_DATA EXTRACT_

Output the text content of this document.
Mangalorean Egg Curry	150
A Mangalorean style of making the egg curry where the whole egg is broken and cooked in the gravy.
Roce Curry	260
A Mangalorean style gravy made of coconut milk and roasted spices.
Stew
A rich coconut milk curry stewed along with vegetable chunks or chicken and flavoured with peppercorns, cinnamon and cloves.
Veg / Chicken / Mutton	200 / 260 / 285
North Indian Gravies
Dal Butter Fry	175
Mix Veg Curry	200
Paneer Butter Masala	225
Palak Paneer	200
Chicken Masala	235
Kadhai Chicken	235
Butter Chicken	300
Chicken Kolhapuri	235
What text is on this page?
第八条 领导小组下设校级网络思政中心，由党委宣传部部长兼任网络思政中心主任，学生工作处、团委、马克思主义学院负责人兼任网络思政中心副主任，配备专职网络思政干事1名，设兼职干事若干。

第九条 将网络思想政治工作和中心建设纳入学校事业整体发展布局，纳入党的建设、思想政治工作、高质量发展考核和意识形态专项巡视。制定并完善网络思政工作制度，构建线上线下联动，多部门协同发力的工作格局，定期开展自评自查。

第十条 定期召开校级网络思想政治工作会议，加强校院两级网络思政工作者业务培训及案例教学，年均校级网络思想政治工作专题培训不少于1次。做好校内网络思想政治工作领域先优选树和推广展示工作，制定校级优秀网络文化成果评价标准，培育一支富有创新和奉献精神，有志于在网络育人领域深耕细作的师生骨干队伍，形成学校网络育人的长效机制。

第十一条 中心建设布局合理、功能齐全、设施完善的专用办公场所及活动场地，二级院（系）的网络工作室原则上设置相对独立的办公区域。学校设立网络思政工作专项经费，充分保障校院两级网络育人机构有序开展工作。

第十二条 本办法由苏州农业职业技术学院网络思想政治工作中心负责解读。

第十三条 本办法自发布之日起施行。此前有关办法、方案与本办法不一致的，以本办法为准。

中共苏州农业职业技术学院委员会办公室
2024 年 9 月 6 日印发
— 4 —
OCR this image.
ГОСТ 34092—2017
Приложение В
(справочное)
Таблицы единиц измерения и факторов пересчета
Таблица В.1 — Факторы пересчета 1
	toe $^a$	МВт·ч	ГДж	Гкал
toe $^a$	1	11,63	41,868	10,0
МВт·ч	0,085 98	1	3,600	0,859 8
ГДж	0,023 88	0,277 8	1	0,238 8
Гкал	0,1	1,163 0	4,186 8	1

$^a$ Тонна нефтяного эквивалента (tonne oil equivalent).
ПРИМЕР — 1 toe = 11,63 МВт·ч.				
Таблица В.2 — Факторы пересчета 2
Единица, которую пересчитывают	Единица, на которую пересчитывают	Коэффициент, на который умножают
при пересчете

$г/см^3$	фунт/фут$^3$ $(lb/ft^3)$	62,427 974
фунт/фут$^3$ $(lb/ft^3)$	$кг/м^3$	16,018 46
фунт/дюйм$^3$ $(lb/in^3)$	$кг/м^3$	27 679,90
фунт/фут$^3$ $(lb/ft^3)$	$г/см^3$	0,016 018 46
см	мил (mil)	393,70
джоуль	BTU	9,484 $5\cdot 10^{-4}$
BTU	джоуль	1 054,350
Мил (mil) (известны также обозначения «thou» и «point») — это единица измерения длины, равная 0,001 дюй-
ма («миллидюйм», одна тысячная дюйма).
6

_STATED TASK_
Pick out all lines from the data above in which the word "gravy" appears.

_ANSWER IN FULL_
A Mangalorean style of making the egg curry where the whole egg is broken and cooked in the gravy.
A Mangalorean style gravy made of coconut milk and roasted spices.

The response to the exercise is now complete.